What the task requires: Find the lines below that contain the word "годам" and count them. Only the number should be given.

Dataset items:

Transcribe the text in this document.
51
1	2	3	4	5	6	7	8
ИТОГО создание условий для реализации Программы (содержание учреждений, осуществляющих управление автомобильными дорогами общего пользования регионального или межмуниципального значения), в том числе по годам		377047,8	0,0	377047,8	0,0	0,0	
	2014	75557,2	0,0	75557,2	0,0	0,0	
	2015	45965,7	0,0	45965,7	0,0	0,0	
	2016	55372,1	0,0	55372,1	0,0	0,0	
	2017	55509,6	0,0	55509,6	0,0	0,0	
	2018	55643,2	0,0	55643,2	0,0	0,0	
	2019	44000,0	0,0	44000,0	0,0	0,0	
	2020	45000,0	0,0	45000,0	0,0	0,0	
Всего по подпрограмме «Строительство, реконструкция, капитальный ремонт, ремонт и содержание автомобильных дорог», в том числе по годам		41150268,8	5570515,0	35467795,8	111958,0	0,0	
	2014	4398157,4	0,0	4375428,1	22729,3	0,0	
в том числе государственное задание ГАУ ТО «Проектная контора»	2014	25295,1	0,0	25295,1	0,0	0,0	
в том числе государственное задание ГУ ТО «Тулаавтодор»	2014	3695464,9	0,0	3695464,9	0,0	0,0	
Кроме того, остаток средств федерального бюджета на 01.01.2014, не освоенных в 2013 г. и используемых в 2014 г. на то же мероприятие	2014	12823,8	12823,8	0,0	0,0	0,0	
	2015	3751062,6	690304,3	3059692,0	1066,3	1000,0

Response to the task: 2